# [EXERCISE REQUIREMENTS]
Give the records back in full, exactly as they read.
◆ ◆ ◆ ◆ ◆
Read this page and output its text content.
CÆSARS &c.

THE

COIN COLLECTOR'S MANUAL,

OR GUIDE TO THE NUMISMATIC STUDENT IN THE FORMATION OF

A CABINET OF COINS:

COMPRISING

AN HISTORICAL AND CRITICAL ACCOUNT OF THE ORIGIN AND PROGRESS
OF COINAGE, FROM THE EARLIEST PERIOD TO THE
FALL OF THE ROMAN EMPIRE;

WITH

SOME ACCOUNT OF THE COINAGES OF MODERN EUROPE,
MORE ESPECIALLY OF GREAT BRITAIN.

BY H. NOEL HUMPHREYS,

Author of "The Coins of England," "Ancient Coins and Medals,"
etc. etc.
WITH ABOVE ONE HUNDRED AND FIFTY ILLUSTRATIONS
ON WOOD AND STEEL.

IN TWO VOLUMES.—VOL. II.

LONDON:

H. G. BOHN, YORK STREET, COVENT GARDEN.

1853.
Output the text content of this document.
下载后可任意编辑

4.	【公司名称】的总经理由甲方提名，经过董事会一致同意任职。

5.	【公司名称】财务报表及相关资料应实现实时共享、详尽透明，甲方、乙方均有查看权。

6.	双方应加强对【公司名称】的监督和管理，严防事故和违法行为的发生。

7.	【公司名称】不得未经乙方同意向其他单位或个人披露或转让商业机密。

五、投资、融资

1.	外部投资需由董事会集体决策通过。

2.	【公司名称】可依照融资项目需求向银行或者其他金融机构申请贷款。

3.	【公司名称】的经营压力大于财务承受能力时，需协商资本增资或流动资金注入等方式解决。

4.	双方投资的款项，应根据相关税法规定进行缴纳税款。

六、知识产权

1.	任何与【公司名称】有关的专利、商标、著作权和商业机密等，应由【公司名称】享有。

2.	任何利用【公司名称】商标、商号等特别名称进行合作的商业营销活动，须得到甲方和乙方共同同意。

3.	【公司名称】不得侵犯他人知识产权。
◆ ◆ ◆ ◆ ◆
# [SOLUTION FOR THIS PROBLEM]
Read this page and output its text content.
CÆSARS &c.

THE

COIN COLLECTOR'S MANUAL,

OR GUIDE TO THE NUMISMATIC STUDENT IN THE FORMATION OF

A CABINET OF COINS:

COMPRISING

AN HISTORICAL AND CRITICAL ACCOUNT OF THE ORIGIN AND PROGRESS
OF COINAGE, FROM THE EARLIEST PERIOD TO THE
FALL OF THE ROMAN EMPIRE;

WITH

SOME ACCOUNT OF THE COINAGES OF MODERN EUROPE,
MORE ESPECIALLY OF GREAT BRITAIN.

BY H. NOEL HUMPHREYS,

Author of "The Coins of England," "Ancient Coins and Medals,"
etc. etc.
WITH ABOVE ONE HUNDRED AND FIFTY ILLUSTRATIONS
ON WOOD AND STEEL.

IN TWO VOLUMES.—VOL. II.

LONDON:

H. G. BOHN, YORK STREET, COVENT GARDEN.

1853.
Output the text content of this document.
下载后可任意编辑

4.	【公司名称】的总经理由甲方提名，经过董事会一致同意任职。

5.	【公司名称】财务报表及相关资料应实现实时共享、详尽透明，甲方、乙方均有查看权。

6.	双方应加强对【公司名称】的监督和管理，严防事故和违法行为的发生。

7.	【公司名称】不得未经乙方同意向其他单位或个人披露或转让商业机密。

五、投资、融资

1.	外部投资需由董事会集体决策通过。

2.	【公司名称】可依照融资项目需求向银行或者其他金融机构申请贷款。

3.	【公司名称】的经营压力大于财务承受能力时，需协商资本增资或流动资金注入等方式解决。

4.	双方投资的款项，应根据相关税法规定进行缴纳税款。

六、知识产权

1.	任何与【公司名称】有关的专利、商标、著作权和商业机密等，应由【公司名称】享有。

2.	任何利用【公司名称】商标、商号等特别名称进行合作的商业营销活动，须得到甲方和乙方共同同意。

3.	【公司名称】不得侵犯他人知识产权。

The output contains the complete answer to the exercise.